Retype the material word for word.
####
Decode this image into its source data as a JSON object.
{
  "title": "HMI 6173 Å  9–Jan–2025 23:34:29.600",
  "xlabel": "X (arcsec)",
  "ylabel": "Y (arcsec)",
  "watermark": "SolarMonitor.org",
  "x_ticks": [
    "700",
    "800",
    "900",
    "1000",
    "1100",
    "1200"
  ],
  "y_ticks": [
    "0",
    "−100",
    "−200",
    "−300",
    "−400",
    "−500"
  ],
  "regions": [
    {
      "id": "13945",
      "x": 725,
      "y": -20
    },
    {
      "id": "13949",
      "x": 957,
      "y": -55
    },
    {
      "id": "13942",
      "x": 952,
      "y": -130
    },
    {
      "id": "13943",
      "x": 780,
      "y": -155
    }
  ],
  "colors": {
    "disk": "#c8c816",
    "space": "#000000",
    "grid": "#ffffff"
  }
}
####
# The completed task:
Decode this image into its source data as a JSON object.
{
  "title": "HMI 6173 Å  9–Jan–2025 23:34:29.600",
  "xlabel": "X (arcsec)",
  "ylabel": "Y (arcsec)",
  "watermark": "SolarMonitor.org",
  "x_ticks": [
    "700",
    "800",
    "900",
    "1000",
    "1100",
    "1200"
  ],
  "y_ticks": [
    "0",
    "−100",
    "−200",
    "−300",
    "−400",
    "−500"
  ],
  "regions": [
    {
      "id": "13945",
      "x": 725,
      "y": -20
    },
    {
      "id": "13949",
      "x": 957,
      "y": -55
    },
    {
      "id": "13942",
      "x": 952,
      "y": -130
    },
    {
      "id": "13943",
      "x": 780,
      "y": -155
    }
  ],
  "colors": {
    "disk": "#c8c816",
    "space": "#000000",
    "grid": "#ffffff"
  }
}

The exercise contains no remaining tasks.